> [What to do]:
Among the records below, find each line that includes the string "vite" and copy it.

> [Provided records]:
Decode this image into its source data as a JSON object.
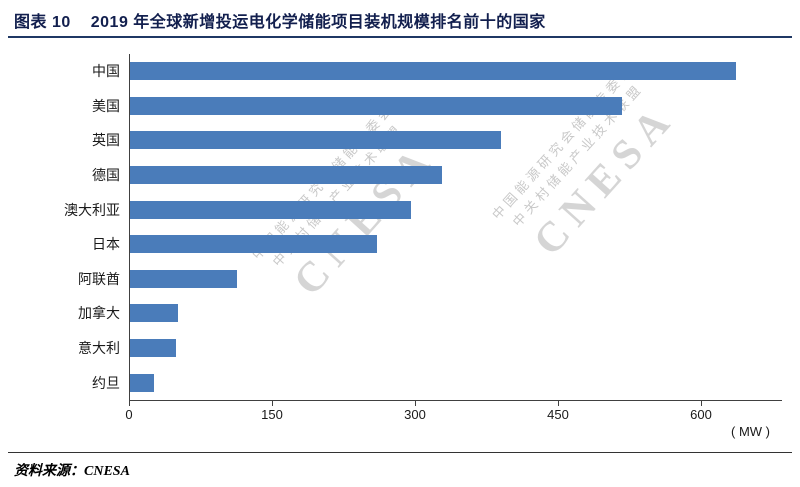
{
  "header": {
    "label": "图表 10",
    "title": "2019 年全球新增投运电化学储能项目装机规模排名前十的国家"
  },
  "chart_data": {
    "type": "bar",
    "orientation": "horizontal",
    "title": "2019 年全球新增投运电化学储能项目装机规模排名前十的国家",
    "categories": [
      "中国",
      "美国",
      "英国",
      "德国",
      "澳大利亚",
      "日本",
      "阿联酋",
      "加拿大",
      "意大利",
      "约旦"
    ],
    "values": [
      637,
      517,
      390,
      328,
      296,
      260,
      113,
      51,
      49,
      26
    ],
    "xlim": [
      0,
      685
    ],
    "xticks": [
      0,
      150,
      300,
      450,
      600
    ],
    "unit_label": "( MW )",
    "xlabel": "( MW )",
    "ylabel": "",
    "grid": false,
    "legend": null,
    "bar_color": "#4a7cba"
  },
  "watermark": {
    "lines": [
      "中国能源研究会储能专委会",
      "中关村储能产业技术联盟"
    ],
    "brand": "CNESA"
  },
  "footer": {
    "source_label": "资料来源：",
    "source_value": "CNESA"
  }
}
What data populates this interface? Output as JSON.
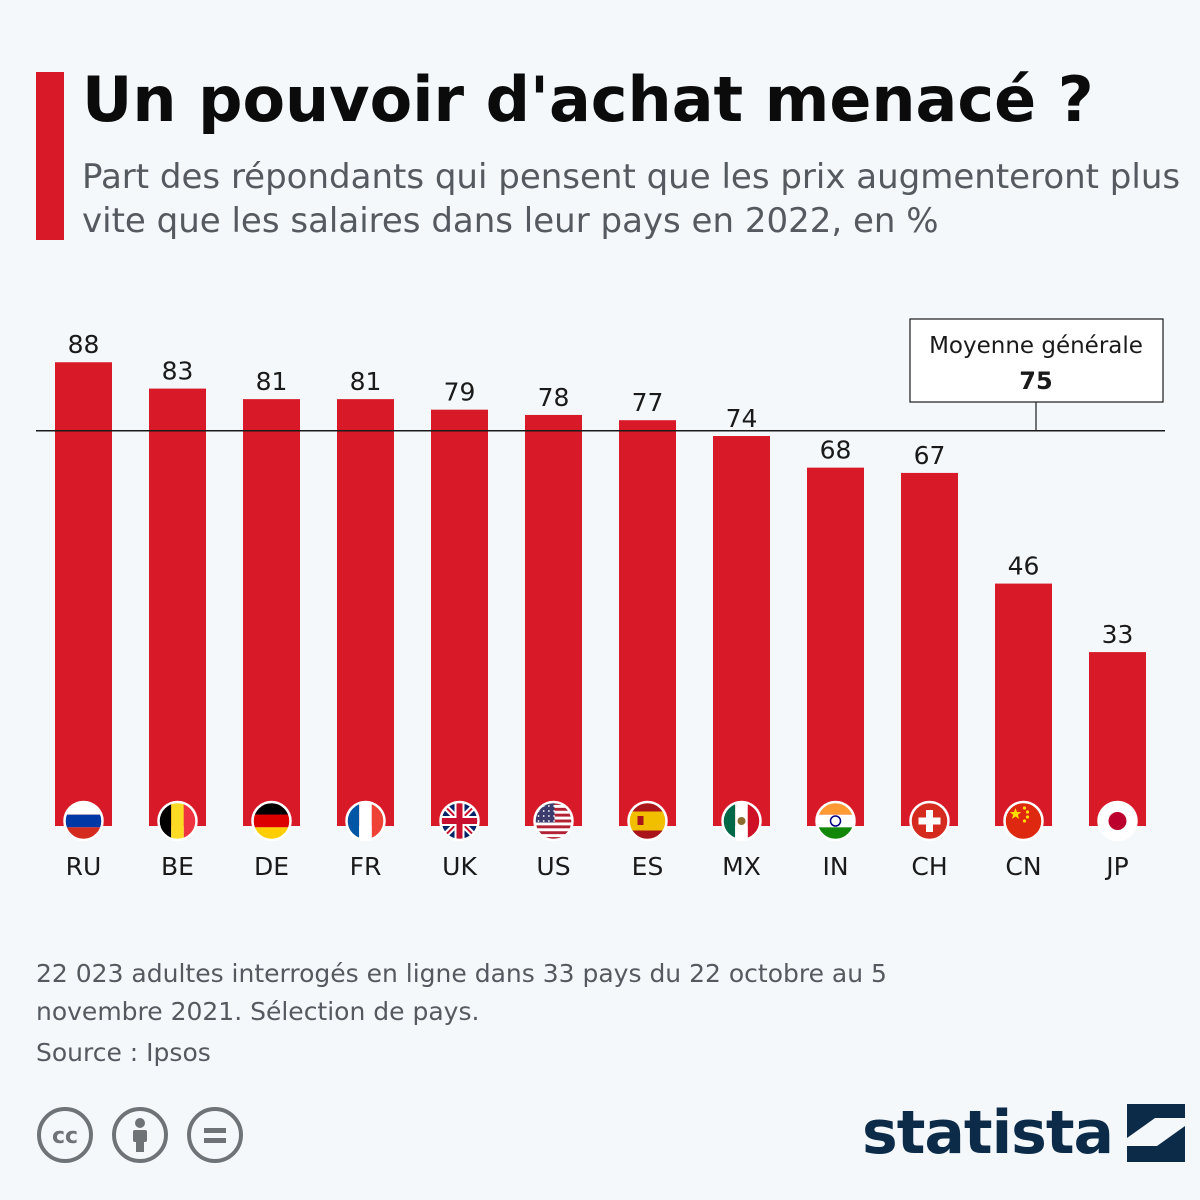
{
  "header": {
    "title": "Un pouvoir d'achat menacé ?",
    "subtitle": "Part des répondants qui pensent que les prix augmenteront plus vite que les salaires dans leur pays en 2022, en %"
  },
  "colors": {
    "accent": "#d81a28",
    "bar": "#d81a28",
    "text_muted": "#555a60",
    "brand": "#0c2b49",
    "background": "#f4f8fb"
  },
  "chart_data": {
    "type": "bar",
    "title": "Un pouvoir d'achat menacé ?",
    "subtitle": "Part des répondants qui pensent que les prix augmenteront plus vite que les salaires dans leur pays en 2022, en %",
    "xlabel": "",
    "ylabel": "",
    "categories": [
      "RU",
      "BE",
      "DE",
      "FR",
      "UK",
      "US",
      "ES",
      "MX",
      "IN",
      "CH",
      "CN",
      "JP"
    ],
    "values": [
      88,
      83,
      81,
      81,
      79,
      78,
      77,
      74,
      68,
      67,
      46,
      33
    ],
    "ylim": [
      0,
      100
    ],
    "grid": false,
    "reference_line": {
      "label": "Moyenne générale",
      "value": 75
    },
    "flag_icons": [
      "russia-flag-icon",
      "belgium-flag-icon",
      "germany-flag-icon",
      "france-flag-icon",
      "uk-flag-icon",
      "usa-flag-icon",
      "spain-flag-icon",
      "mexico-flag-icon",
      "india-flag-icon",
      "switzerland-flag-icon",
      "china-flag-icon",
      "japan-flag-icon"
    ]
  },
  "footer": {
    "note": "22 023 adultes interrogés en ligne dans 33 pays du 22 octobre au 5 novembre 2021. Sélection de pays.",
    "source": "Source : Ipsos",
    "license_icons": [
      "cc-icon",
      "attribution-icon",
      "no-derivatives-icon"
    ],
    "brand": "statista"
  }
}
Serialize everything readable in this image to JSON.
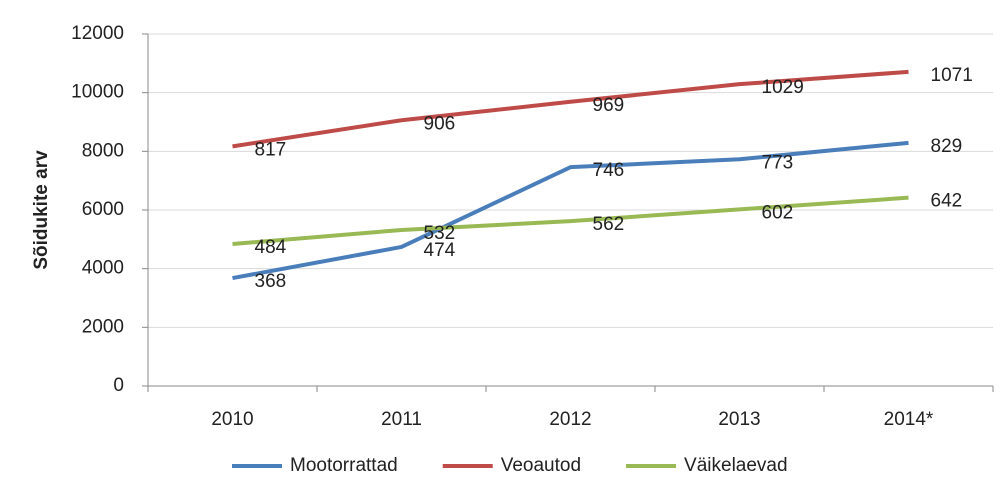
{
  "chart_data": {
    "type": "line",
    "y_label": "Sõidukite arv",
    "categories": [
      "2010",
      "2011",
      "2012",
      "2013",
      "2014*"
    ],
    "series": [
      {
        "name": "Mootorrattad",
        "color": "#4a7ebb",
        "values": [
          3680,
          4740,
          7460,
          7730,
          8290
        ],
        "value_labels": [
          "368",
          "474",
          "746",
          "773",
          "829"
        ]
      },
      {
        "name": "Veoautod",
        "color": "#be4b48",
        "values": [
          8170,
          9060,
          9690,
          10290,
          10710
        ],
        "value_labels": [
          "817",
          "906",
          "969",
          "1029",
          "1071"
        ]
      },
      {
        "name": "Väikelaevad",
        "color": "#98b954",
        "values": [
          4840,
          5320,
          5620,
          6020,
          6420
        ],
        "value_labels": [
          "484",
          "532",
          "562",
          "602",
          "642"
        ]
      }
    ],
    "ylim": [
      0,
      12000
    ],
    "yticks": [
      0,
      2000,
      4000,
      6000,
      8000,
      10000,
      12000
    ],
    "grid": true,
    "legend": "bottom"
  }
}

> [Expected answer]:
    "subtitle": "Part des répondants qui pensent que les prix augmenteront plus vite que les salaires dans leur pays en 2022, en %"
    "subtitle": "Part des répondants qui pensent que les prix augmenteront plus vite que les salaires dans leur pays en 2022, en %",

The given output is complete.